TO BE DONE —
Wherever the word "icon" appears in the entries, copy the whole line.

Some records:
++++++++++++++++++++

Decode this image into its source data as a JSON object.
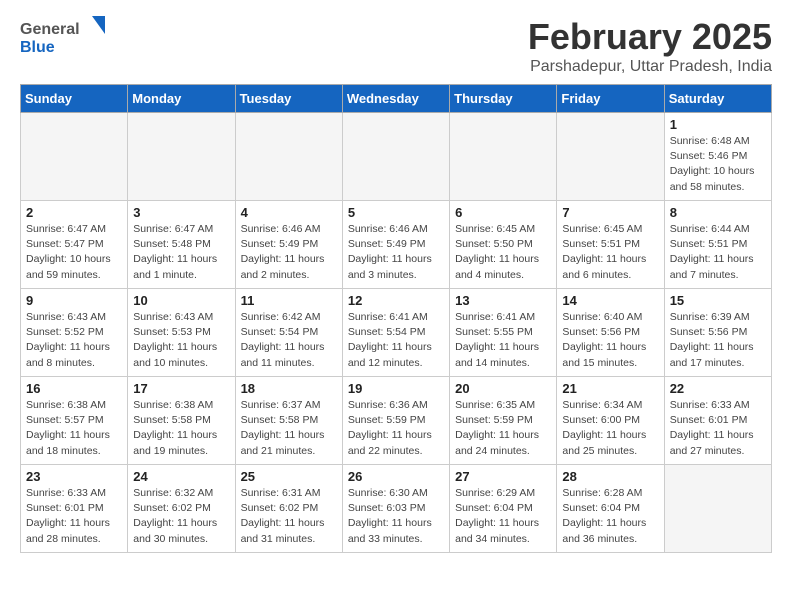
{
  "header": {
    "logo_general": "General",
    "logo_blue": "Blue",
    "title": "February 2025",
    "location": "Parshadepur, Uttar Pradesh, India"
  },
  "weekdays": [
    "Sunday",
    "Monday",
    "Tuesday",
    "Wednesday",
    "Thursday",
    "Friday",
    "Saturday"
  ],
  "weeks": [
    [
      {
        "day": "",
        "info": ""
      },
      {
        "day": "",
        "info": ""
      },
      {
        "day": "",
        "info": ""
      },
      {
        "day": "",
        "info": ""
      },
      {
        "day": "",
        "info": ""
      },
      {
        "day": "",
        "info": ""
      },
      {
        "day": "1",
        "info": "Sunrise: 6:48 AM\nSunset: 5:46 PM\nDaylight: 10 hours and 58 minutes."
      }
    ],
    [
      {
        "day": "2",
        "info": "Sunrise: 6:47 AM\nSunset: 5:47 PM\nDaylight: 10 hours and 59 minutes."
      },
      {
        "day": "3",
        "info": "Sunrise: 6:47 AM\nSunset: 5:48 PM\nDaylight: 11 hours and 1 minute."
      },
      {
        "day": "4",
        "info": "Sunrise: 6:46 AM\nSunset: 5:49 PM\nDaylight: 11 hours and 2 minutes."
      },
      {
        "day": "5",
        "info": "Sunrise: 6:46 AM\nSunset: 5:49 PM\nDaylight: 11 hours and 3 minutes."
      },
      {
        "day": "6",
        "info": "Sunrise: 6:45 AM\nSunset: 5:50 PM\nDaylight: 11 hours and 4 minutes."
      },
      {
        "day": "7",
        "info": "Sunrise: 6:45 AM\nSunset: 5:51 PM\nDaylight: 11 hours and 6 minutes."
      },
      {
        "day": "8",
        "info": "Sunrise: 6:44 AM\nSunset: 5:51 PM\nDaylight: 11 hours and 7 minutes."
      }
    ],
    [
      {
        "day": "9",
        "info": "Sunrise: 6:43 AM\nSunset: 5:52 PM\nDaylight: 11 hours and 8 minutes."
      },
      {
        "day": "10",
        "info": "Sunrise: 6:43 AM\nSunset: 5:53 PM\nDaylight: 11 hours and 10 minutes."
      },
      {
        "day": "11",
        "info": "Sunrise: 6:42 AM\nSunset: 5:54 PM\nDaylight: 11 hours and 11 minutes."
      },
      {
        "day": "12",
        "info": "Sunrise: 6:41 AM\nSunset: 5:54 PM\nDaylight: 11 hours and 12 minutes."
      },
      {
        "day": "13",
        "info": "Sunrise: 6:41 AM\nSunset: 5:55 PM\nDaylight: 11 hours and 14 minutes."
      },
      {
        "day": "14",
        "info": "Sunrise: 6:40 AM\nSunset: 5:56 PM\nDaylight: 11 hours and 15 minutes."
      },
      {
        "day": "15",
        "info": "Sunrise: 6:39 AM\nSunset: 5:56 PM\nDaylight: 11 hours and 17 minutes."
      }
    ],
    [
      {
        "day": "16",
        "info": "Sunrise: 6:38 AM\nSunset: 5:57 PM\nDaylight: 11 hours and 18 minutes."
      },
      {
        "day": "17",
        "info": "Sunrise: 6:38 AM\nSunset: 5:58 PM\nDaylight: 11 hours and 19 minutes."
      },
      {
        "day": "18",
        "info": "Sunrise: 6:37 AM\nSunset: 5:58 PM\nDaylight: 11 hours and 21 minutes."
      },
      {
        "day": "19",
        "info": "Sunrise: 6:36 AM\nSunset: 5:59 PM\nDaylight: 11 hours and 22 minutes."
      },
      {
        "day": "20",
        "info": "Sunrise: 6:35 AM\nSunset: 5:59 PM\nDaylight: 11 hours and 24 minutes."
      },
      {
        "day": "21",
        "info": "Sunrise: 6:34 AM\nSunset: 6:00 PM\nDaylight: 11 hours and 25 minutes."
      },
      {
        "day": "22",
        "info": "Sunrise: 6:33 AM\nSunset: 6:01 PM\nDaylight: 11 hours and 27 minutes."
      }
    ],
    [
      {
        "day": "23",
        "info": "Sunrise: 6:33 AM\nSunset: 6:01 PM\nDaylight: 11 hours and 28 minutes."
      },
      {
        "day": "24",
        "info": "Sunrise: 6:32 AM\nSunset: 6:02 PM\nDaylight: 11 hours and 30 minutes."
      },
      {
        "day": "25",
        "info": "Sunrise: 6:31 AM\nSunset: 6:02 PM\nDaylight: 11 hours and 31 minutes."
      },
      {
        "day": "26",
        "info": "Sunrise: 6:30 AM\nSunset: 6:03 PM\nDaylight: 11 hours and 33 minutes."
      },
      {
        "day": "27",
        "info": "Sunrise: 6:29 AM\nSunset: 6:04 PM\nDaylight: 11 hours and 34 minutes."
      },
      {
        "day": "28",
        "info": "Sunrise: 6:28 AM\nSunset: 6:04 PM\nDaylight: 11 hours and 36 minutes."
      },
      {
        "day": "",
        "info": ""
      }
    ]
  ]
}
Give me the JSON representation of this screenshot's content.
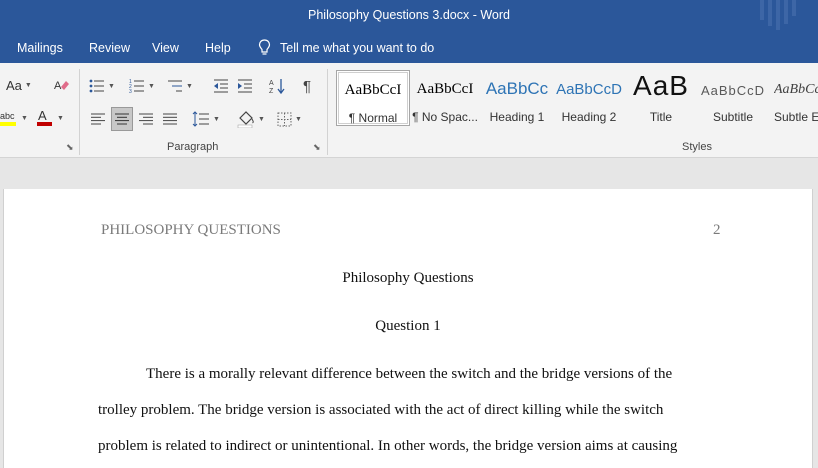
{
  "window": {
    "title": "Philosophy Questions 3.docx  -  Word"
  },
  "tabs": [
    {
      "label": "Mailings"
    },
    {
      "label": "Review"
    },
    {
      "label": "View"
    },
    {
      "label": "Help"
    }
  ],
  "tell_me": {
    "label": "Tell me what you want to do"
  },
  "ribbon": {
    "font_group": {
      "change_case_label": "Aa",
      "font_color": "#c00000",
      "highlight_color": "#ffff00",
      "highlight_label": "abc",
      "font_color_label": "A"
    },
    "paragraph_group": {
      "label": "Paragraph"
    },
    "styles_group": {
      "label": "Styles",
      "items": [
        {
          "sample": "AaBbCcI",
          "name": "¶ Normal",
          "selected": true
        },
        {
          "sample": "AaBbCcI",
          "name": "¶ No Spac..."
        },
        {
          "sample": "AaBbCc",
          "name": "Heading 1"
        },
        {
          "sample": "AaBbCcD",
          "name": "Heading 2"
        },
        {
          "sample": "AaB",
          "name": "Title"
        },
        {
          "sample": "AaBbCcD",
          "name": "Subtitle"
        },
        {
          "sample": "AaBbCcl",
          "name": "Subtle Em"
        }
      ]
    }
  },
  "document": {
    "header_left": "PHILOSOPHY QUESTIONS",
    "page_number": "2",
    "title": "Philosophy Questions",
    "question_heading": "Question 1",
    "body_lines": [
      "There is a morally relevant difference between the switch and the bridge versions of the",
      "trolley problem. The bridge version is associated with the act of direct killing while the switch",
      "problem is related to indirect or unintentional. In other words, the bridge version aims at causing"
    ]
  }
}
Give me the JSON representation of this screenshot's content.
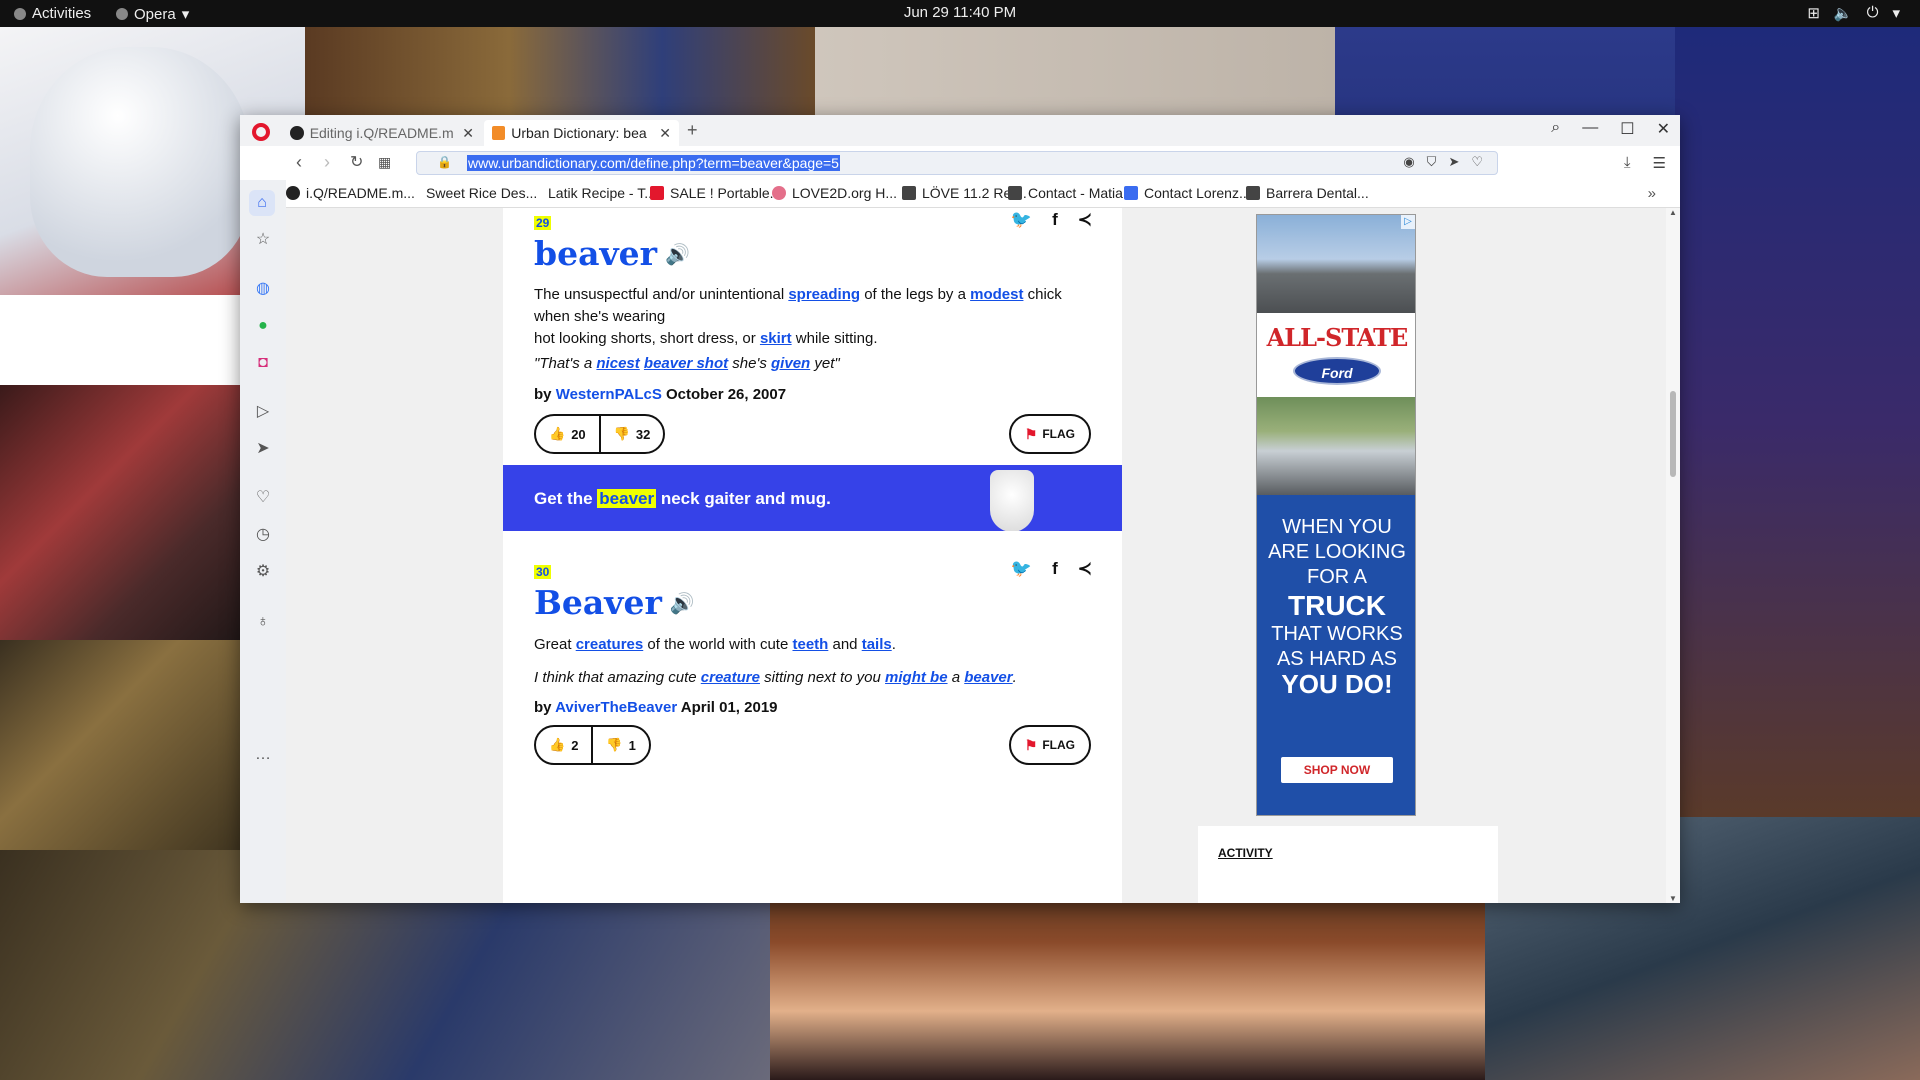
{
  "system": {
    "activities": "Activities",
    "app_name": "Opera",
    "clock": "Jun 29  11:40 PM"
  },
  "tabs": [
    {
      "title": "Editing i.Q/README.m",
      "icon": "github-icon"
    },
    {
      "title": "Urban Dictionary: bea",
      "icon": "urban-dictionary-icon"
    }
  ],
  "address_bar": {
    "url": "www.urbandictionary.com/define.php?term=beaver&page=5"
  },
  "bookmarks": [
    {
      "label": "i.Q/README.m...",
      "icon": "github-icon",
      "color": "#222222"
    },
    {
      "label": "Sweet Rice Des...",
      "icon": "none",
      "color": ""
    },
    {
      "label": "Latik Recipe - T...",
      "icon": "none",
      "color": ""
    },
    {
      "label": "SALE ! Portable...",
      "icon": "c-icon",
      "color": "#e3172d"
    },
    {
      "label": "LOVE2D.org H...",
      "icon": "love2d-icon",
      "color": "#e46f8a"
    },
    {
      "label": "LÖVE 11.2 Ref...",
      "icon": "page-icon",
      "color": "#444444"
    },
    {
      "label": "Contact - Matia...",
      "icon": "page-icon",
      "color": "#444444"
    },
    {
      "label": "Contact Lorenz...",
      "icon": "plus-icon",
      "color": "#3a6cf0"
    },
    {
      "label": "Barrera Dental...",
      "icon": "page-icon",
      "color": "#444444"
    }
  ],
  "definitions": [
    {
      "rank": "29",
      "word": "beaver",
      "meaning_parts": [
        "The unsuspectful and/or unintentional ",
        "spreading",
        " of the legs by a ",
        "modest",
        " chick when she's wearing",
        "hot looking shorts, short dress, or ",
        "skirt",
        " while sitting."
      ],
      "example_parts": [
        "\"That's a ",
        "nicest",
        " ",
        "beaver shot",
        " she's ",
        "given",
        " yet\""
      ],
      "by": "by",
      "author": "WesternPALcS",
      "date": "October 26, 2007",
      "upvotes": "20",
      "downvotes": "32",
      "flag": "FLAG"
    },
    {
      "rank": "30",
      "word": "Beaver",
      "meaning_parts": [
        "Great ",
        "creatures",
        " of the world with cute ",
        "teeth",
        " and ",
        "tails",
        "."
      ],
      "example_parts": [
        "I think that amazing cute ",
        "creature",
        " sitting next to you ",
        "might be",
        " a ",
        "beaver",
        "."
      ],
      "by": "by",
      "author": "AviverTheBeaver",
      "date": "April 01, 2019",
      "upvotes": "2",
      "downvotes": "1",
      "flag": "FLAG"
    }
  ],
  "promo": {
    "before": "Get the ",
    "highlight": "beaver",
    "after": " neck gaiter and mug."
  },
  "ad": {
    "brand": "ALL-STATE",
    "ford": "Ford",
    "line1": "WHEN YOU",
    "line2": "ARE LOOKING",
    "line3": "FOR A",
    "line4": "TRUCK",
    "line5": "THAT WORKS",
    "line6": "AS HARD AS",
    "line7": "YOU DO!",
    "cta": "SHOP NOW"
  },
  "activity": {
    "label": "ACTIVITY"
  },
  "colors": {
    "ud_blue": "#134fe6",
    "highlight": "#efff00",
    "promo_bg": "#3642e8",
    "opera_red": "#e3172d"
  }
}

++++++++++++++++++++

THE RESPONSE —
      "icon": "github-icon"
      "icon": "urban-dictionary-icon"
      "icon": "github-icon",
      "icon": "none",
      "icon": "none",
      "icon": "c-icon",
      "icon": "love2d-icon",
      "icon": "page-icon",
      "icon": "page-icon",
      "icon": "plus-icon",
      "icon": "page-icon",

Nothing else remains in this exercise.